_The task_
Each line that holds the word "ylabel" should be returned.

_Input material_

------------------------------------------------------------------------

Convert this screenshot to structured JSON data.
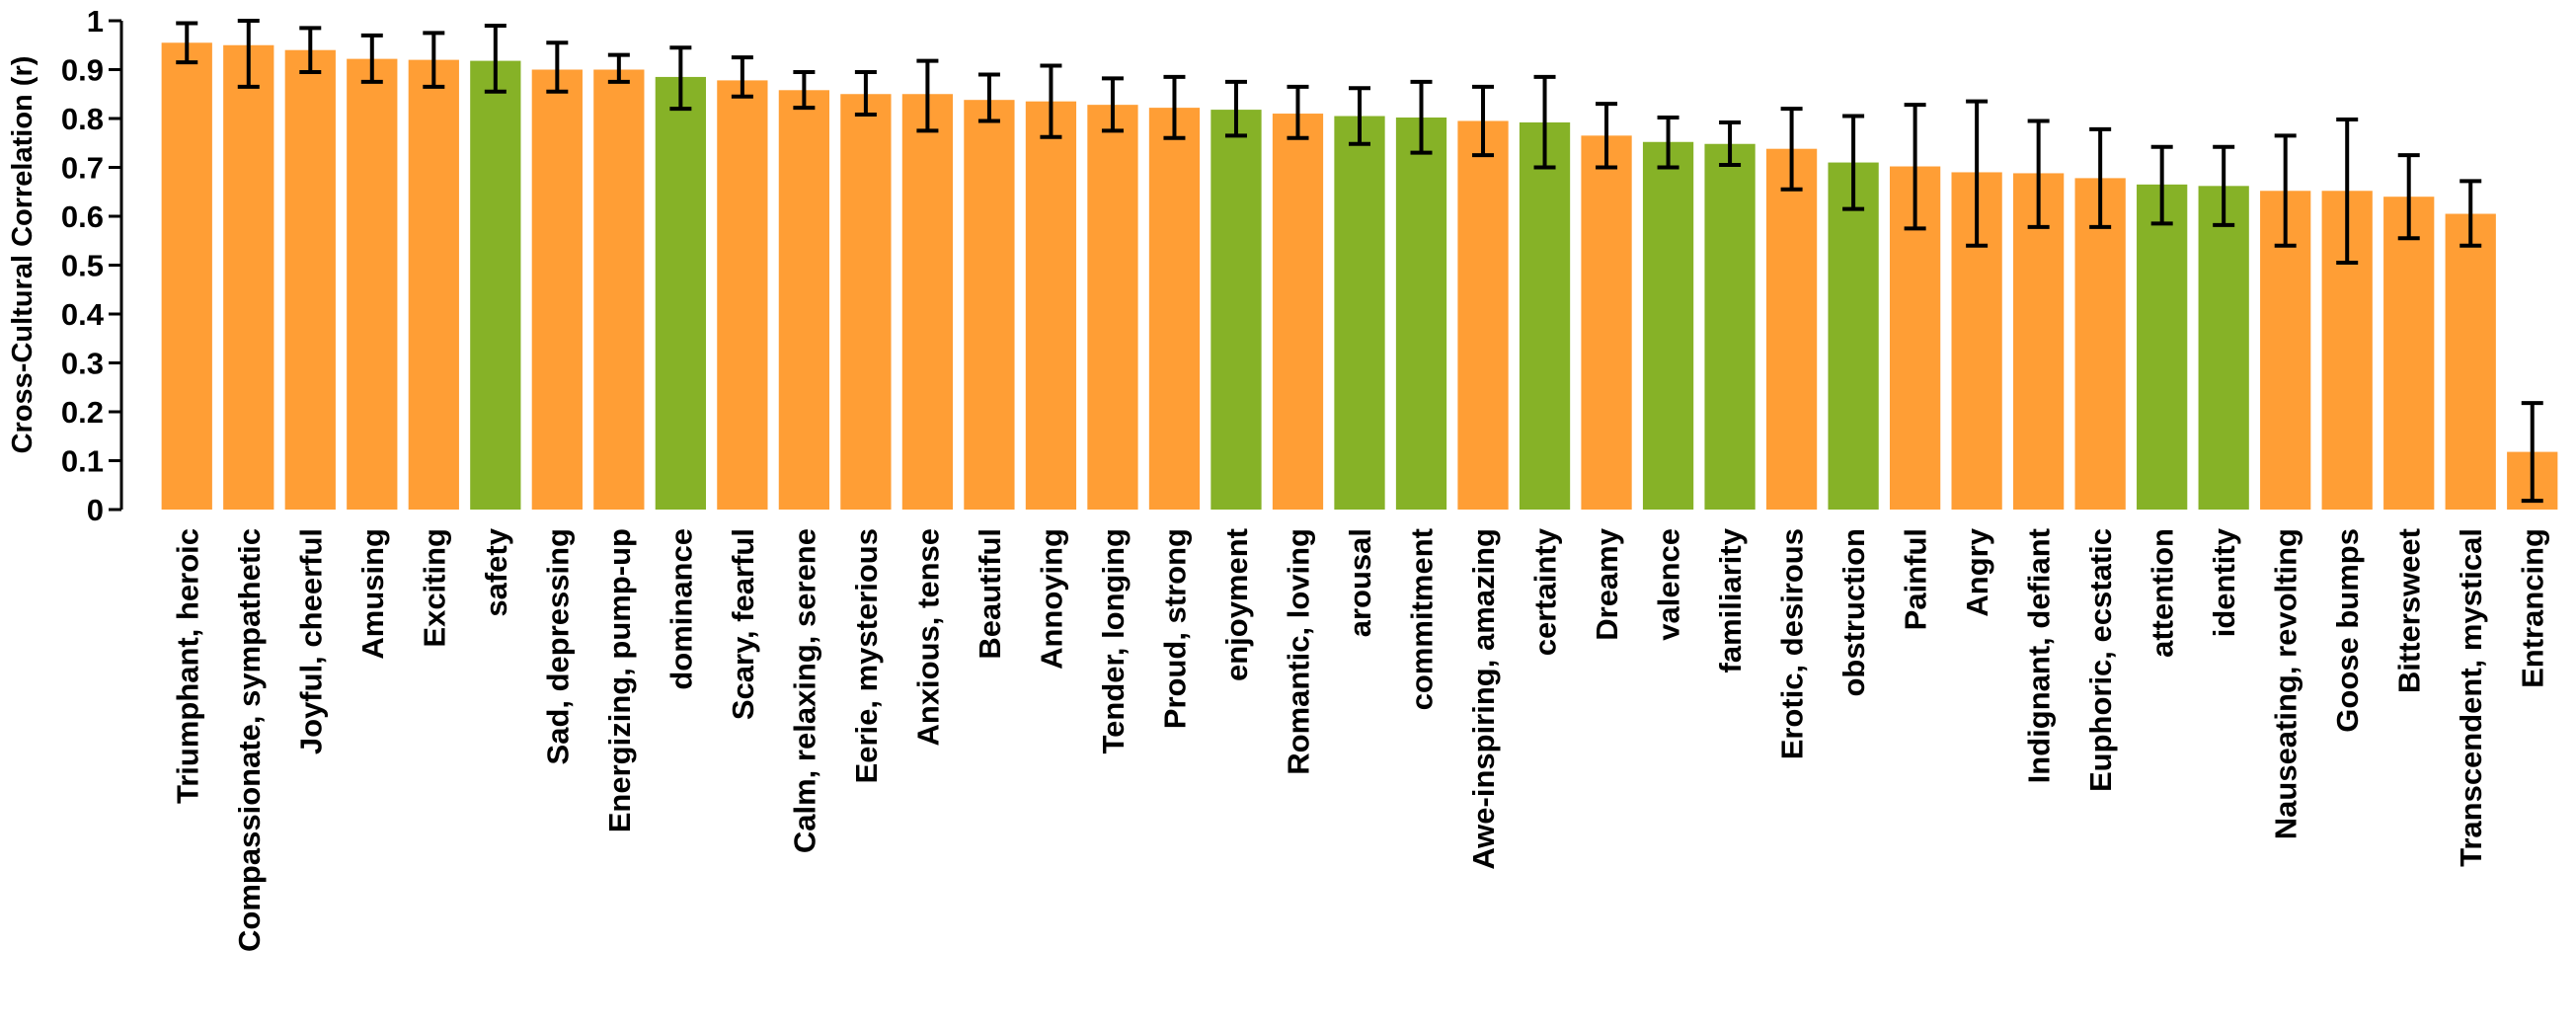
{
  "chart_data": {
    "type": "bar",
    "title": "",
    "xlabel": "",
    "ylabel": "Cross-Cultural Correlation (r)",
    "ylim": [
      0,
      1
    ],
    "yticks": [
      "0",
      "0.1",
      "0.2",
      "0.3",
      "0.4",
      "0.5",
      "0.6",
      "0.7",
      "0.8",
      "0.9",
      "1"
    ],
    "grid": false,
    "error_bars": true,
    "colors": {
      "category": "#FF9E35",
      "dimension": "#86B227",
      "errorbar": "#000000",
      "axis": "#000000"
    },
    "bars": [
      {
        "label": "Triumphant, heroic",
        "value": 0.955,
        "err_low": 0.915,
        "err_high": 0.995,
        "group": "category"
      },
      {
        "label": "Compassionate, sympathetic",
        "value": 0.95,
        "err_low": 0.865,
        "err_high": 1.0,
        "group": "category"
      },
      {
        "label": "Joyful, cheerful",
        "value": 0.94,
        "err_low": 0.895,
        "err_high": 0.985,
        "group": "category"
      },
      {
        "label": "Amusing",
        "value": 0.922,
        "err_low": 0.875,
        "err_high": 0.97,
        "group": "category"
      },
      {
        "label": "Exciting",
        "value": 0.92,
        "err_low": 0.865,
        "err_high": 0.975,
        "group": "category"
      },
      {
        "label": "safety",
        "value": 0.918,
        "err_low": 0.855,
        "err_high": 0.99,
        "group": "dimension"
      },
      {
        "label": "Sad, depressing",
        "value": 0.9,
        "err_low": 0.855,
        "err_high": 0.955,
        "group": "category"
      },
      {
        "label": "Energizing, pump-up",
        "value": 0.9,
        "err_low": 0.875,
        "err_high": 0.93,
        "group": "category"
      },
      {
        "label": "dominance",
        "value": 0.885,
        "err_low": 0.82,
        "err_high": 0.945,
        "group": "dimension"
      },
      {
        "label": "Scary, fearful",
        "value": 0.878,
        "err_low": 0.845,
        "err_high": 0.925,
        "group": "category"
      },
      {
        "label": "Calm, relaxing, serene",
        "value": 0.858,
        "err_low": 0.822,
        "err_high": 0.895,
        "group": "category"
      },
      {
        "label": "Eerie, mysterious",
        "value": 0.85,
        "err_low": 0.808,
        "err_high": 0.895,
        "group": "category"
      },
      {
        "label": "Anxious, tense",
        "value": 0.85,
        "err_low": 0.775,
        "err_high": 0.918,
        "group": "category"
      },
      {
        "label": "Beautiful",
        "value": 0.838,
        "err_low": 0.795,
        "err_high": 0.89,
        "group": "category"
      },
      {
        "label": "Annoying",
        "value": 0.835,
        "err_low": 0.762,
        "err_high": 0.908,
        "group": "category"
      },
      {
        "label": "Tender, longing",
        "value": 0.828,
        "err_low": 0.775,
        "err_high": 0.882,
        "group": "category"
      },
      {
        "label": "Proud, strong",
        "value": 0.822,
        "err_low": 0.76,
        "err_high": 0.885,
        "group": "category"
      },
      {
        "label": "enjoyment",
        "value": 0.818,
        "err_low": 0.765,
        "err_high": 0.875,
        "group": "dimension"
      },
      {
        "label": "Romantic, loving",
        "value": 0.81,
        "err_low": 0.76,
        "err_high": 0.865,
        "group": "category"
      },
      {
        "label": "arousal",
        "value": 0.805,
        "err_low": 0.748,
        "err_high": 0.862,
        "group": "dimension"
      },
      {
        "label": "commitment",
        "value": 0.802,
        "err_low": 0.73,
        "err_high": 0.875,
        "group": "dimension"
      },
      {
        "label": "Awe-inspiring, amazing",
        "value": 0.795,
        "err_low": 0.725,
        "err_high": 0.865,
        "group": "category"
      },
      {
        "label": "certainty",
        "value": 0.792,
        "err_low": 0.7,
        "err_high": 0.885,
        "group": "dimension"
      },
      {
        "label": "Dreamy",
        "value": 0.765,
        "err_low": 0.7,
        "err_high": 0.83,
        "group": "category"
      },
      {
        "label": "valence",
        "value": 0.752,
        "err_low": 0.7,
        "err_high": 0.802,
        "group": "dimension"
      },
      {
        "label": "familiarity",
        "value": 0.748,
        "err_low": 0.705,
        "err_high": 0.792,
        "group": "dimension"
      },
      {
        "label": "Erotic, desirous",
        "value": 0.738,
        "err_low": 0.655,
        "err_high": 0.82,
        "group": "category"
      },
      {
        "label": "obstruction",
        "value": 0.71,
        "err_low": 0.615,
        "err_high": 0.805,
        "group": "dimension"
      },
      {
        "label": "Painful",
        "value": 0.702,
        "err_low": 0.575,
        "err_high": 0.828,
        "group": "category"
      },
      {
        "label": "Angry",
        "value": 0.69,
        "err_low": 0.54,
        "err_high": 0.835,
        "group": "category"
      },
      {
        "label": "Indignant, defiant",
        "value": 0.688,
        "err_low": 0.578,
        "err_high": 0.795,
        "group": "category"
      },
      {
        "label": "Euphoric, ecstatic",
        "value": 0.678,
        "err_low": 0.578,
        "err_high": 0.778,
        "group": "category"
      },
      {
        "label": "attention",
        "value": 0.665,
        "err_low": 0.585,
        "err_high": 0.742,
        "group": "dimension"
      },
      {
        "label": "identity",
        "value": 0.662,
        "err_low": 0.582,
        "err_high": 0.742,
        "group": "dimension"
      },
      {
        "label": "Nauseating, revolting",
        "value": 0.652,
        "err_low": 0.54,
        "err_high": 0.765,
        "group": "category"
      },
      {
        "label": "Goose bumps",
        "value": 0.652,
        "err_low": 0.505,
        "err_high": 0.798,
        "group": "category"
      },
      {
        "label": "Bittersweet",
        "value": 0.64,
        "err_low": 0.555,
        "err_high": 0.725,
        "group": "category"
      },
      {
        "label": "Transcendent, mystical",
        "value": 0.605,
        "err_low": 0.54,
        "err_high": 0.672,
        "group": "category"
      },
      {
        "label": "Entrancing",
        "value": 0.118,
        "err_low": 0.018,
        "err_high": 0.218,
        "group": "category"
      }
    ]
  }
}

------------------------------------------------------------------------

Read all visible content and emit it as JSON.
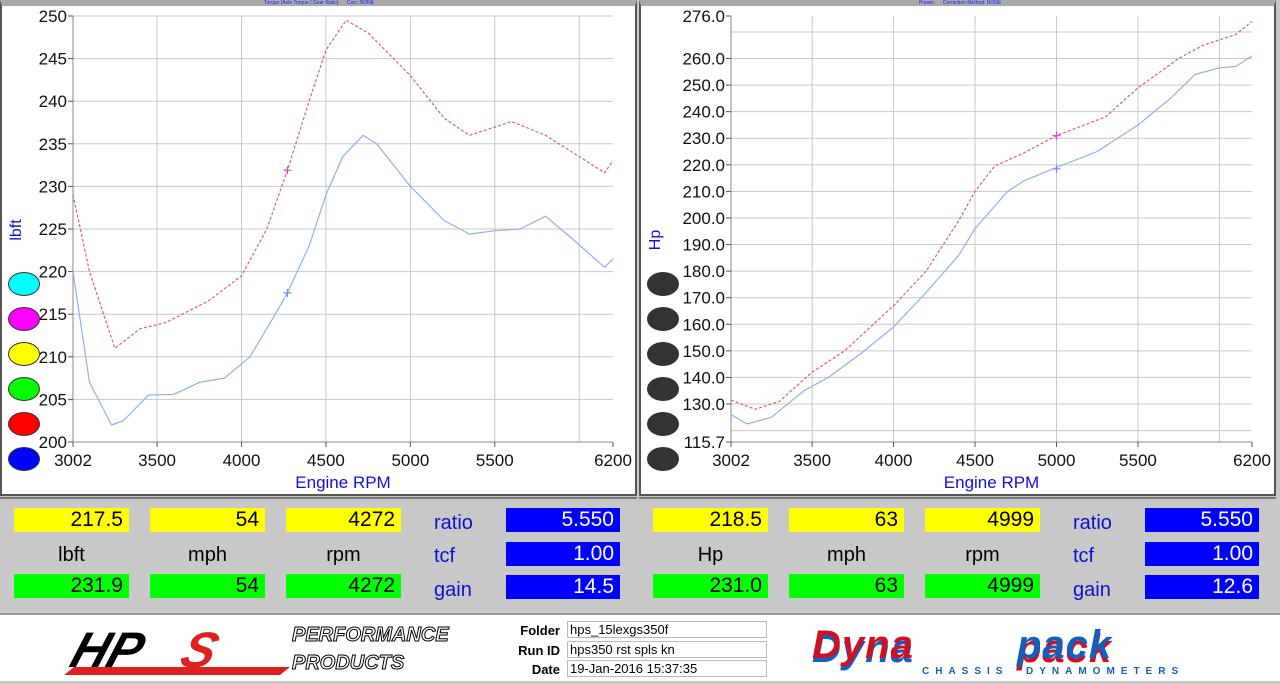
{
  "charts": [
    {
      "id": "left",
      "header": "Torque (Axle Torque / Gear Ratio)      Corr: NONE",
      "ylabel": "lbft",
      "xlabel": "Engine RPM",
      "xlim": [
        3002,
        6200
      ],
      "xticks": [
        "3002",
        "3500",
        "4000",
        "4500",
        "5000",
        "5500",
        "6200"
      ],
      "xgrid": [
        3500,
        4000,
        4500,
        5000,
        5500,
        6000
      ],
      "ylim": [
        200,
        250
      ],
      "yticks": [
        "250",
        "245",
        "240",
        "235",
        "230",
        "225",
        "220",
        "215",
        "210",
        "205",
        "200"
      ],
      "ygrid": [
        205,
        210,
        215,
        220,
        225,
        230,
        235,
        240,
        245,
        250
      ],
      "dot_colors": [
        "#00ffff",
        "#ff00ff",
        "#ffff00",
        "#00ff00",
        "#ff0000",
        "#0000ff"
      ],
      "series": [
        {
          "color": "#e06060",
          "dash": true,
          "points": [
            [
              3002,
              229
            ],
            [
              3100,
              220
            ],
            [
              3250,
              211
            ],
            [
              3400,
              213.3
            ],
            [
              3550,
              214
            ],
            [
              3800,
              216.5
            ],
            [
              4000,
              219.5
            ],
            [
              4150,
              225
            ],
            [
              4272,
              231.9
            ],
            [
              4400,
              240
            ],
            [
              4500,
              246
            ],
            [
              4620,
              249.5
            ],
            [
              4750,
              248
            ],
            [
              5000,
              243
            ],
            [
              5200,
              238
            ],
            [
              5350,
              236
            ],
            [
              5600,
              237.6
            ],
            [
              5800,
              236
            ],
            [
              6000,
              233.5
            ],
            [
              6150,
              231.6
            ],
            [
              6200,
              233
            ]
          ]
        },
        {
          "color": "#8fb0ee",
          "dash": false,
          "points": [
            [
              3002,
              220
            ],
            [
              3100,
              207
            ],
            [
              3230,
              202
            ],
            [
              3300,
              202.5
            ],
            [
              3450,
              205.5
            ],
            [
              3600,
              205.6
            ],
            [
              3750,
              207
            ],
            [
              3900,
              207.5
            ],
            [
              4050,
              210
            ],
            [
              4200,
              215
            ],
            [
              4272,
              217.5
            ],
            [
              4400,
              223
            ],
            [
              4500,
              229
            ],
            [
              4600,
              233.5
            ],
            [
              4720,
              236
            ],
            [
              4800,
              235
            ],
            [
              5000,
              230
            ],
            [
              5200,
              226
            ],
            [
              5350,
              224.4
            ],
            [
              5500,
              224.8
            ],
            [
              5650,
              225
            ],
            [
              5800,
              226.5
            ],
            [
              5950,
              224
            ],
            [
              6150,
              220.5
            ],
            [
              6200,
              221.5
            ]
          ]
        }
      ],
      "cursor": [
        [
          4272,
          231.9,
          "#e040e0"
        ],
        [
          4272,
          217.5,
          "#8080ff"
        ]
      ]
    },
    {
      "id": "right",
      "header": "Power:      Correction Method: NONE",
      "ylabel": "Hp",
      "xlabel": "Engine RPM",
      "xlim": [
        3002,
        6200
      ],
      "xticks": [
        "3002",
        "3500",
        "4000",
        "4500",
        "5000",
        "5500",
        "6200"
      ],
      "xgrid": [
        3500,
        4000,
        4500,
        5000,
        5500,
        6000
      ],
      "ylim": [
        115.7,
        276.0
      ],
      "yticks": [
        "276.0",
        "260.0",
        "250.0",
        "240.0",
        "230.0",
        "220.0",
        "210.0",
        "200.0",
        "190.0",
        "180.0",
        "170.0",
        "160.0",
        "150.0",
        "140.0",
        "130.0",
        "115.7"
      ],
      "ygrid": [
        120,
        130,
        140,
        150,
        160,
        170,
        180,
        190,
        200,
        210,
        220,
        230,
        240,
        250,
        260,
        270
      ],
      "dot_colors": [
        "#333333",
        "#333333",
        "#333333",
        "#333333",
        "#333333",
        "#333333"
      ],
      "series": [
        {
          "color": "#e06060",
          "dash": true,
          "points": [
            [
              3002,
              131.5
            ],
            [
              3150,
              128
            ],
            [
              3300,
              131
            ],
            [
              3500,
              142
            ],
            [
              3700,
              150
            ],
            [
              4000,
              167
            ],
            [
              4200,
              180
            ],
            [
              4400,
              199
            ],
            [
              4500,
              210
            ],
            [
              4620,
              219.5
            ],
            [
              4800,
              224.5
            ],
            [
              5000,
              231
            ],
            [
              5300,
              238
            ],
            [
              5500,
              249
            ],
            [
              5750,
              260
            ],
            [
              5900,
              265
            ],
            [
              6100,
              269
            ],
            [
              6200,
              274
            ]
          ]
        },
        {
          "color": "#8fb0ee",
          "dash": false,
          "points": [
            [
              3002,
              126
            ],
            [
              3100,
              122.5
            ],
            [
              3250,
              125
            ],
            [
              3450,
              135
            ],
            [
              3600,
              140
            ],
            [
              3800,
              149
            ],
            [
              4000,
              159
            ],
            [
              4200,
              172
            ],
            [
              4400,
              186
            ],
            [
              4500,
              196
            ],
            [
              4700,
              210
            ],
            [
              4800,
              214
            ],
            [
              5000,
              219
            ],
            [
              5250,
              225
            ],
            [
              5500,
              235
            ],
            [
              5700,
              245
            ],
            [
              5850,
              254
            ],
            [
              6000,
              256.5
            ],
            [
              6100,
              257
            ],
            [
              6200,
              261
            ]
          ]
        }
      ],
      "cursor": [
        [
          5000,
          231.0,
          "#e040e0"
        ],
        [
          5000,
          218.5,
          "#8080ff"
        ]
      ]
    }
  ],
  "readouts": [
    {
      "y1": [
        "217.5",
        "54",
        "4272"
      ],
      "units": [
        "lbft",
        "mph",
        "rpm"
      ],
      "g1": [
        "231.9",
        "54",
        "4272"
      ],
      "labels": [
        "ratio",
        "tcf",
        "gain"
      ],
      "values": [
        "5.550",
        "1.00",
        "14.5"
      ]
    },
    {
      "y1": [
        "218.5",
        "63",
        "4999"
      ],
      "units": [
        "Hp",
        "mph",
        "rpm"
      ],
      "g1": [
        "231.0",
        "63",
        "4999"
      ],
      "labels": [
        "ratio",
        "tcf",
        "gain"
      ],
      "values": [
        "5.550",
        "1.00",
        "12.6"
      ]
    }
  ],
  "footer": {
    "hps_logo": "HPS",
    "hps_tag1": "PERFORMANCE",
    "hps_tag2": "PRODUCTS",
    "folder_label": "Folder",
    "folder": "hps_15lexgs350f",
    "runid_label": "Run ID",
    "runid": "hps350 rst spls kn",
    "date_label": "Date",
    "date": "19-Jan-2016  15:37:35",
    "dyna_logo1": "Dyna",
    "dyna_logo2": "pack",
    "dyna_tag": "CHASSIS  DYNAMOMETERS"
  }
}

------------------------------------------------------------------------

_Task output_
    "ylabel": "Cross-Cultural Correlation (r)",
      "ylabel": "lbft",
      "ylabel": "Hp",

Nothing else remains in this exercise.